■ Brief
Reproduce the data in its entirety, exactly as supplied.

(Data records)

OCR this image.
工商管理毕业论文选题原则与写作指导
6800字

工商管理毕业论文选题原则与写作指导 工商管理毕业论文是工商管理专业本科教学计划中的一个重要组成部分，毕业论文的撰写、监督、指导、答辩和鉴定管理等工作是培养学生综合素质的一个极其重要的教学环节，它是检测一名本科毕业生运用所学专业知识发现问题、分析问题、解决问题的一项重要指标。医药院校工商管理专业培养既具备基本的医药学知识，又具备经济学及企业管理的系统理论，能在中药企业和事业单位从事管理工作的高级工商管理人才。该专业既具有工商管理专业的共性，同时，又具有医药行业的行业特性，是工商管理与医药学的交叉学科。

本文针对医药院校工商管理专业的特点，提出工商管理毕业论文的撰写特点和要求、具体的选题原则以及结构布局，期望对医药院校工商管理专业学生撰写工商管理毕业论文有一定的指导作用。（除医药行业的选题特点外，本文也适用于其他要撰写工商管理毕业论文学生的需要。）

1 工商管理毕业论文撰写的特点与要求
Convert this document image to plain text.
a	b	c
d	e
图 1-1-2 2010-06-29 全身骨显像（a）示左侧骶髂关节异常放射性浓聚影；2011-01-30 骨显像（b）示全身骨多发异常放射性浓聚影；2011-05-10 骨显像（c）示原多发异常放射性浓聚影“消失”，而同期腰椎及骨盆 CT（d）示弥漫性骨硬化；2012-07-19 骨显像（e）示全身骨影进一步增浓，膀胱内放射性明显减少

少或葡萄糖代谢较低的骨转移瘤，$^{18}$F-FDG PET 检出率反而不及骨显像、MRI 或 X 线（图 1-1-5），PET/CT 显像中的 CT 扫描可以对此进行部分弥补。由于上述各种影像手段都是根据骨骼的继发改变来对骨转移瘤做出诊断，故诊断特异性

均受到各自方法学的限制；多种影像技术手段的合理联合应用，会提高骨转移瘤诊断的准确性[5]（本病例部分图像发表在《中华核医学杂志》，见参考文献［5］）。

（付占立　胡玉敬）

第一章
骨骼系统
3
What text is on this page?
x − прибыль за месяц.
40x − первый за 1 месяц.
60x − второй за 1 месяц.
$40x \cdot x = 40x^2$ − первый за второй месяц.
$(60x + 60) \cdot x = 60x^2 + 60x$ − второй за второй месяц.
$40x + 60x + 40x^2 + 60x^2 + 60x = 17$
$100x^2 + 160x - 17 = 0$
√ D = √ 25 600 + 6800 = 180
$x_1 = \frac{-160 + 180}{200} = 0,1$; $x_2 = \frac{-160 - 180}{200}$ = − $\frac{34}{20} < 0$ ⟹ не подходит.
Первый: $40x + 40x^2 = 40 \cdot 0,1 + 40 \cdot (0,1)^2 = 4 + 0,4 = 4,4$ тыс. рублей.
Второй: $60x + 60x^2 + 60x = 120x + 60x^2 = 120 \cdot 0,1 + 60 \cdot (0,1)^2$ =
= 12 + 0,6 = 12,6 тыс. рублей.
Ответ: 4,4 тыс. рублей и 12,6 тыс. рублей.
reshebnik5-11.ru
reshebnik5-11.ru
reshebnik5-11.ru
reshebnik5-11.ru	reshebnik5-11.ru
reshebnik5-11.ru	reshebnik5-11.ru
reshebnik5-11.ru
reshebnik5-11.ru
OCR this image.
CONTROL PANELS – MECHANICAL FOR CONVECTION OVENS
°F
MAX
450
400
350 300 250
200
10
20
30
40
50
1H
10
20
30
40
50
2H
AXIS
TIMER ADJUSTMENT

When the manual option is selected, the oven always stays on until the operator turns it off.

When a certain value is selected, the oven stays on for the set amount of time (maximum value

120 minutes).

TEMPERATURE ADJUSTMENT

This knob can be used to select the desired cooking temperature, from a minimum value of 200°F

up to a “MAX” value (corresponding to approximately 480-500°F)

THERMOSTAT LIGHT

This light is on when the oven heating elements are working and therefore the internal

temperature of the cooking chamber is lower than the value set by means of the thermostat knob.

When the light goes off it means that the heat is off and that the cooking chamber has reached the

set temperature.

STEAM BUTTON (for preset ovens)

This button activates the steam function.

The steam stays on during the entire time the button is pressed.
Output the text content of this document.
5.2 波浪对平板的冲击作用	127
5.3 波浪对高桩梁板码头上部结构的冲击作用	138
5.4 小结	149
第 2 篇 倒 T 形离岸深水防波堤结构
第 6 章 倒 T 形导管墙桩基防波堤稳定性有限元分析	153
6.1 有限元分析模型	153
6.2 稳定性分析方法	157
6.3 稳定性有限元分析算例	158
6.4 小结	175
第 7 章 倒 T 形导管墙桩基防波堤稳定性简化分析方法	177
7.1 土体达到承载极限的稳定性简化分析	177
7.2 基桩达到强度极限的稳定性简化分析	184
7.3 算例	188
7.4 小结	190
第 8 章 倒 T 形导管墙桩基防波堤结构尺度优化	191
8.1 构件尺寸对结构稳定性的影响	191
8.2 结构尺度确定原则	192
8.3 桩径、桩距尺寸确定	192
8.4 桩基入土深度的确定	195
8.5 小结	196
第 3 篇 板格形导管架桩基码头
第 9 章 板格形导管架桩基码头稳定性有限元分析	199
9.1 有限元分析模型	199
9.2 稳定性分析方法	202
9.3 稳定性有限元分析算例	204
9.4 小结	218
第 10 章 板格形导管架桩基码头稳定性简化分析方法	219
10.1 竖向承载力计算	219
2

■ The completed task
OCR this image.
工商管理毕业论文选题原则与写作指导
6800字

工商管理毕业论文选题原则与写作指导 工商管理毕业论文是工商管理专业本科教学计划中的一个重要组成部分，毕业论文的撰写、监督、指导、答辩和鉴定管理等工作是培养学生综合素质的一个极其重要的教学环节，它是检测一名本科毕业生运用所学专业知识发现问题、分析问题、解决问题的一项重要指标。医药院校工商管理专业培养既具备基本的医药学知识，又具备经济学及企业管理的系统理论，能在中药企业和事业单位从事管理工作的高级工商管理人才。该专业既具有工商管理专业的共性，同时，又具有医药行业的行业特性，是工商管理与医药学的交叉学科。

本文针对医药院校工商管理专业的特点，提出工商管理毕业论文的撰写特点和要求、具体的选题原则以及结构布局，期望对医药院校工商管理专业学生撰写工商管理毕业论文有一定的指导作用。（除医药行业的选题特点外，本文也适用于其他要撰写工商管理毕业论文学生的需要。）

1 工商管理毕业论文撰写的特点与要求
Convert this document image to plain text.
a	b	c
d	e
图 1-1-2 2010-06-29 全身骨显像（a）示左侧骶髂关节异常放射性浓聚影；2011-01-30 骨显像（b）示全身骨多发异常放射性浓聚影；2011-05-10 骨显像（c）示原多发异常放射性浓聚影“消失”，而同期腰椎及骨盆 CT（d）示弥漫性骨硬化；2012-07-19 骨显像（e）示全身骨影进一步增浓，膀胱内放射性明显减少

少或葡萄糖代谢较低的骨转移瘤，$^{18}$F-FDG PET 检出率反而不及骨显像、MRI 或 X 线（图 1-1-5），PET/CT 显像中的 CT 扫描可以对此进行部分弥补。由于上述各种影像手段都是根据骨骼的继发改变来对骨转移瘤做出诊断，故诊断特异性

均受到各自方法学的限制；多种影像技术手段的合理联合应用，会提高骨转移瘤诊断的准确性[5]（本病例部分图像发表在《中华核医学杂志》，见参考文献［5］）。

（付占立　胡玉敬）

第一章
骨骼系统
3
What text is on this page?
x − прибыль за месяц.
40x − первый за 1 месяц.
60x − второй за 1 месяц.
$40x \cdot x = 40x^2$ − первый за второй месяц.
$(60x + 60) \cdot x = 60x^2 + 60x$ − второй за второй месяц.
$40x + 60x + 40x^2 + 60x^2 + 60x = 17$
$100x^2 + 160x - 17 = 0$
√ D = √ 25 600 + 6800 = 180
$x_1 = \frac{-160 + 180}{200} = 0,1$; $x_2 = \frac{-160 - 180}{200}$ = − $\frac{34}{20} < 0$ ⟹ не подходит.
Первый: $40x + 40x^2 = 40 \cdot 0,1 + 40 \cdot (0,1)^2 = 4 + 0,4 = 4,4$ тыс. рублей.
Второй: $60x + 60x^2 + 60x = 120x + 60x^2 = 120 \cdot 0,1 + 60 \cdot (0,1)^2$ =
= 12 + 0,6 = 12,6 тыс. рублей.
Ответ: 4,4 тыс. рублей и 12,6 тыс. рублей.
reshebnik5-11.ru
reshebnik5-11.ru
reshebnik5-11.ru
reshebnik5-11.ru	reshebnik5-11.ru
reshebnik5-11.ru	reshebnik5-11.ru
reshebnik5-11.ru
reshebnik5-11.ru
OCR this image.
CONTROL PANELS – MECHANICAL FOR CONVECTION OVENS
°F
MAX
450
400
350 300 250
200
10
20
30
40
50
1H
10
20
30
40
50
2H
AXIS
TIMER ADJUSTMENT

When the manual option is selected, the oven always stays on until the operator turns it off.

When a certain value is selected, the oven stays on for the set amount of time (maximum value

120 minutes).

TEMPERATURE ADJUSTMENT

This knob can be used to select the desired cooking temperature, from a minimum value of 200°F

up to a “MAX” value (corresponding to approximately 480-500°F)

THERMOSTAT LIGHT

This light is on when the oven heating elements are working and therefore the internal

temperature of the cooking chamber is lower than the value set by means of the thermostat knob.

When the light goes off it means that the heat is off and that the cooking chamber has reached the

set temperature.

STEAM BUTTON (for preset ovens)

This button activates the steam function.

The steam stays on during the entire time the button is pressed.
Output the text content of this document.
5.2 波浪对平板的冲击作用	127
5.3 波浪对高桩梁板码头上部结构的冲击作用	138
5.4 小结	149
第 2 篇 倒 T 形离岸深水防波堤结构
第 6 章 倒 T 形导管墙桩基防波堤稳定性有限元分析	153
6.1 有限元分析模型	153
6.2 稳定性分析方法	157
6.3 稳定性有限元分析算例	158
6.4 小结	175
第 7 章 倒 T 形导管墙桩基防波堤稳定性简化分析方法	177
7.1 土体达到承载极限的稳定性简化分析	177
7.2 基桩达到强度极限的稳定性简化分析	184
7.3 算例	188
7.4 小结	190
第 8 章 倒 T 形导管墙桩基防波堤结构尺度优化	191
8.1 构件尺寸对结构稳定性的影响	191
8.2 结构尺度确定原则	192
8.3 桩径、桩距尺寸确定	192
8.4 桩基入土深度的确定	195
8.5 小结	196
第 3 篇 板格形导管架桩基码头
第 9 章 板格形导管架桩基码头稳定性有限元分析	199
9.1 有限元分析模型	199
9.2 稳定性分析方法	202
9.3 稳定性有限元分析算例	204
9.4 小结	218
第 10 章 板格形导管架桩基码头稳定性简化分析方法	219
10.1 竖向承载力计算	219
2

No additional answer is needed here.